* Begin Data lines *

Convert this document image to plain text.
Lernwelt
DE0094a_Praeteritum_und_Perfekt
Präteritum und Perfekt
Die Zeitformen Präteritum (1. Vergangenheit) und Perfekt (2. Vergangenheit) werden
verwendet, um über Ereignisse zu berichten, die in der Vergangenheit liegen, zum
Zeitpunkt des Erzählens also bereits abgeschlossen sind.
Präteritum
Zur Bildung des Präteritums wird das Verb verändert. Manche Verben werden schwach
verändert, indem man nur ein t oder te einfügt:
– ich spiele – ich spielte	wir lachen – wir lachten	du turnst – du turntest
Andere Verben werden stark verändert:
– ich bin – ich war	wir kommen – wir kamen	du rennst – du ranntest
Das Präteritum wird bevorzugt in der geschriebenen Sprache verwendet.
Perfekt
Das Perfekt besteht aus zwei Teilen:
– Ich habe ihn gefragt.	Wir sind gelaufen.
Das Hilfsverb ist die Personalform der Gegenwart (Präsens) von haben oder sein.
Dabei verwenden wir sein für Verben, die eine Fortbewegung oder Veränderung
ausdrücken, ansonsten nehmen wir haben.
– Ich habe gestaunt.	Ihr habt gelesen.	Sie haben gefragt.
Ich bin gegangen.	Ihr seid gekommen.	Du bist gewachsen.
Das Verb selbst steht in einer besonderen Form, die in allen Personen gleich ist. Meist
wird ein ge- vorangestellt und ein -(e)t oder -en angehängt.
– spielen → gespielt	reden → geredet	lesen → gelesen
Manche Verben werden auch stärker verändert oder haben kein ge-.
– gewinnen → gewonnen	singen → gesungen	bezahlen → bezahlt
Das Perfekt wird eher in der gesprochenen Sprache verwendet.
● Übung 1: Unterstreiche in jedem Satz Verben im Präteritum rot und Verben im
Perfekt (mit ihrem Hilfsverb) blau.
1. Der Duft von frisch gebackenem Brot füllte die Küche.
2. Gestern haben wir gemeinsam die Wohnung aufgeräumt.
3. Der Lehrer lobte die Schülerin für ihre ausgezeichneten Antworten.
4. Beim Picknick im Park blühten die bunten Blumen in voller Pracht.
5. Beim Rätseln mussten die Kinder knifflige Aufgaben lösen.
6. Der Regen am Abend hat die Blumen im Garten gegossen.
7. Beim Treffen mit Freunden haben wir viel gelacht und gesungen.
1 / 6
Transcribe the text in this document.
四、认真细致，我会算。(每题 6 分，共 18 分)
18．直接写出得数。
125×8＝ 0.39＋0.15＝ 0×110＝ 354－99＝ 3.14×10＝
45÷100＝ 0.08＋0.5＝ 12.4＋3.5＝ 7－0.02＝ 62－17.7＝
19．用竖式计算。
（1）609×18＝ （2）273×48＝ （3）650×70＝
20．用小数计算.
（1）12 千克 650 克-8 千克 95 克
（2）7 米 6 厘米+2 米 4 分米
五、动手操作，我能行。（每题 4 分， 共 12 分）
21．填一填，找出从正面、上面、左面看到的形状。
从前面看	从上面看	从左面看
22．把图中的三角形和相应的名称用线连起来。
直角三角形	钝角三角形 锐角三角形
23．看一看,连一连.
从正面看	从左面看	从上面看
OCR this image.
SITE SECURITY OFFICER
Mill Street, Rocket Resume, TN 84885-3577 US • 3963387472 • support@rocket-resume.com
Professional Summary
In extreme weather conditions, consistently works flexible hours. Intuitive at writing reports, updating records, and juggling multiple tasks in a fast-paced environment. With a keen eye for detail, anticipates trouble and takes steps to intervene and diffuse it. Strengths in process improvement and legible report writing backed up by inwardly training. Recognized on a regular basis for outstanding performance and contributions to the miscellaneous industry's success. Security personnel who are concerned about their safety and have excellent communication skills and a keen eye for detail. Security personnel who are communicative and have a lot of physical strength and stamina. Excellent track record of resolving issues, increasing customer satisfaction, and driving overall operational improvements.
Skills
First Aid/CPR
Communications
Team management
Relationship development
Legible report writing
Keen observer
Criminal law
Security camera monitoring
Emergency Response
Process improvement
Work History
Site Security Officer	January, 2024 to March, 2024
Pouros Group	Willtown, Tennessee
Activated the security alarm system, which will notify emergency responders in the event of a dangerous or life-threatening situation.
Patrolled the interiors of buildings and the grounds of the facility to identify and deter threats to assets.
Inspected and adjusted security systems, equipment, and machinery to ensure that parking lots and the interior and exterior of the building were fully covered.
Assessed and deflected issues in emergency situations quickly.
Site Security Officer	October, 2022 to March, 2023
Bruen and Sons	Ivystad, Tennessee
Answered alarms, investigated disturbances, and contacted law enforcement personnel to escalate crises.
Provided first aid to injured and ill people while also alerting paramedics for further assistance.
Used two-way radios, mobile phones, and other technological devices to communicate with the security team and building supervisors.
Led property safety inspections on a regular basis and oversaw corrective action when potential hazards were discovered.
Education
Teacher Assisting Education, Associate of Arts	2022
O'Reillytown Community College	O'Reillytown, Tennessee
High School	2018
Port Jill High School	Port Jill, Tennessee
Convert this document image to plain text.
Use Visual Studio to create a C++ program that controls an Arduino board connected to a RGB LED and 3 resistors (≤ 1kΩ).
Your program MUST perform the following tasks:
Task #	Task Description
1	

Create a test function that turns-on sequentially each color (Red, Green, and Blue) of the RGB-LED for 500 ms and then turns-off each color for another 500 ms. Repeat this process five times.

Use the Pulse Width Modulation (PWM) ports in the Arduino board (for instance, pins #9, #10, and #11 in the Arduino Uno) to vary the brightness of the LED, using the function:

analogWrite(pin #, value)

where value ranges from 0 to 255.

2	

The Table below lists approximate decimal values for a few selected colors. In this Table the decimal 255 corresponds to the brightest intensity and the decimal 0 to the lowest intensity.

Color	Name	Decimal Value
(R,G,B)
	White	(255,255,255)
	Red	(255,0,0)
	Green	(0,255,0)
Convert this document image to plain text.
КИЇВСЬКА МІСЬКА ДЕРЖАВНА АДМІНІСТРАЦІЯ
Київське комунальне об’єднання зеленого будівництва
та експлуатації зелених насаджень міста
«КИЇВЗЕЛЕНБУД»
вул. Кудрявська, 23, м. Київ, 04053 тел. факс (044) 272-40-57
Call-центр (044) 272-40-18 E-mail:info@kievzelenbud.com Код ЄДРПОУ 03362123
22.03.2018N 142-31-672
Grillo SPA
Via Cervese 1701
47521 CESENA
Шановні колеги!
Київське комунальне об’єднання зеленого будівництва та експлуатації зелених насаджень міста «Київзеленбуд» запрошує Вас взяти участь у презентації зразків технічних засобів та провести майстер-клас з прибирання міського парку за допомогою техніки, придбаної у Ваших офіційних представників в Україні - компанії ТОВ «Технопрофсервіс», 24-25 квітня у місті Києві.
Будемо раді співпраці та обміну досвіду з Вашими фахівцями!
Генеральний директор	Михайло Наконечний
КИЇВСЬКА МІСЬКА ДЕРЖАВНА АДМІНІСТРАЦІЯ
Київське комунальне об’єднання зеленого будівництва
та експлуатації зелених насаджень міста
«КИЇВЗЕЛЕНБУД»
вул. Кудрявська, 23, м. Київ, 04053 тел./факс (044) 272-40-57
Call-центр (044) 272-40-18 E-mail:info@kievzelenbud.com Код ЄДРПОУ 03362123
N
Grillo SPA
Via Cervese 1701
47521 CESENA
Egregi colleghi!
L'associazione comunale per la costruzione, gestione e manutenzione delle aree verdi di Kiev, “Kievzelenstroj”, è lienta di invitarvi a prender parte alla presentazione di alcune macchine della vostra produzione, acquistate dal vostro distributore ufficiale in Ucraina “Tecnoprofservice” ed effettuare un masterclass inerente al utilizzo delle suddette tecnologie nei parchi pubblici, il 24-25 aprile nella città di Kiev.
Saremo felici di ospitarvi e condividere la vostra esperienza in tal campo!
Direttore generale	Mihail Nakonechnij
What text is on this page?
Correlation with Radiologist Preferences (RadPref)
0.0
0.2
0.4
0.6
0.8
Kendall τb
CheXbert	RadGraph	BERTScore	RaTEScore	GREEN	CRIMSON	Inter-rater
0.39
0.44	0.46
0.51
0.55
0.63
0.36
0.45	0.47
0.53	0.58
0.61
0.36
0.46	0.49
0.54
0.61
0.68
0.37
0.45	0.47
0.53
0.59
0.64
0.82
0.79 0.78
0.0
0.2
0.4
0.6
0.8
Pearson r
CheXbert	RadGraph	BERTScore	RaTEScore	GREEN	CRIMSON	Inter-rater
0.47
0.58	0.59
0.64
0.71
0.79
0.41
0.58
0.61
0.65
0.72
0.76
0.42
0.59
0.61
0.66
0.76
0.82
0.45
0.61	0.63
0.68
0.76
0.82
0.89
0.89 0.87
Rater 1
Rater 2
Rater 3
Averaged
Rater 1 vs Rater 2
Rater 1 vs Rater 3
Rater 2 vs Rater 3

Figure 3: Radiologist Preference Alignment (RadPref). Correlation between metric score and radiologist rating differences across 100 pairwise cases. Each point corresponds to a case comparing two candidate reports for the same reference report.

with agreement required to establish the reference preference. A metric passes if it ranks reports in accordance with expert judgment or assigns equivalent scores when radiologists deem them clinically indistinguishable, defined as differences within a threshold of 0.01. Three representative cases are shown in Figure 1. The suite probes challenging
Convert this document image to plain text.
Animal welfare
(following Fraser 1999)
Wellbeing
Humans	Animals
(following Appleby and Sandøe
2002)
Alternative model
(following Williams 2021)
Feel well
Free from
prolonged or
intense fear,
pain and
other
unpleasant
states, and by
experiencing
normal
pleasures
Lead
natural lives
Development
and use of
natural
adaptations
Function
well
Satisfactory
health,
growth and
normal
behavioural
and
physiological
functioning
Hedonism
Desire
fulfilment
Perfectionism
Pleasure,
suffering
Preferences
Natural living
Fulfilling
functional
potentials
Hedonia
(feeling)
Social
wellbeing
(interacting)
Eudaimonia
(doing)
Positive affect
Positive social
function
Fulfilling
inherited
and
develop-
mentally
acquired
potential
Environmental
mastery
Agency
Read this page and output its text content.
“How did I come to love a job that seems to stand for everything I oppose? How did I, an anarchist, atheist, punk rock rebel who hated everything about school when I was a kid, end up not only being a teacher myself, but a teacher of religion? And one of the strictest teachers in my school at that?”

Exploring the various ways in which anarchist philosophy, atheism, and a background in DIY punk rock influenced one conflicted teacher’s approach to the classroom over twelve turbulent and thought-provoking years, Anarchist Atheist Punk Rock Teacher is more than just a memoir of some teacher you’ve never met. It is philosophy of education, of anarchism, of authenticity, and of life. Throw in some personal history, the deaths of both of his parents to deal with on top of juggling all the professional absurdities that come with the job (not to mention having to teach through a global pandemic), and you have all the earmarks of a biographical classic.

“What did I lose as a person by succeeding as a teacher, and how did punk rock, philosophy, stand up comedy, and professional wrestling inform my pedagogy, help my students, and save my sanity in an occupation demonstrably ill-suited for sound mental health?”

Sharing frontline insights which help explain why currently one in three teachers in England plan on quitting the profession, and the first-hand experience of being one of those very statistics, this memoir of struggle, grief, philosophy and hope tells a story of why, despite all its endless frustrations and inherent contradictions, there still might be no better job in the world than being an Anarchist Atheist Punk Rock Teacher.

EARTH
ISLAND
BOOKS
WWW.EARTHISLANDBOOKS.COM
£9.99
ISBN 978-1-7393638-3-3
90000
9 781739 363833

* End Data lines *

Scan the listing above and copy all lines containing the word "verwendet".

verwendet, um über Ereignisse zu berichten, die in der Vergangenheit liegen, zum
Das Präteritum wird bevorzugt in der geschriebenen Sprache verwendet.
Das Perfekt wird eher in der gesprochenen Sprache verwendet.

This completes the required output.